======== EXERCISE INPUT ========

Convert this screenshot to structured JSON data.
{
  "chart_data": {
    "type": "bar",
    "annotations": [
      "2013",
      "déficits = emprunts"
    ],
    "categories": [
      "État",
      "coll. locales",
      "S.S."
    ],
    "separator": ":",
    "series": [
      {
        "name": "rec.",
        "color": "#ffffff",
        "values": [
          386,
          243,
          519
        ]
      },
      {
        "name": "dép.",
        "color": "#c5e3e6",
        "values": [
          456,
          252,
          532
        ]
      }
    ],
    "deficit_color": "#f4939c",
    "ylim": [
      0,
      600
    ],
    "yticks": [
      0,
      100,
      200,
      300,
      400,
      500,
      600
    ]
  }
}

========

Copy the material above verbatim.

Convert this screenshot to structured JSON data.
{
  "chart_data": {
    "type": "bar",
    "annotations": [
      "2013",
      "déficits = emprunts"
    ],
    "categories": [
      "État",
      "coll. locales",
      "S.S."
    ],
    "separator": ":",
    "series": [
      {
        "name": "rec.",
        "color": "#ffffff",
        "values": [
          386,
          243,
          519
        ]
      },
      {
        "name": "dép.",
        "color": "#c5e3e6",
        "values": [
          456,
          252,
          532
        ]
      }
    ],
    "deficit_color": "#f4939c",
    "ylim": [
      0,
      600
    ],
    "yticks": [
      0,
      100,
      200,
      300,
      400,
      500,
      600
    ]
  }
}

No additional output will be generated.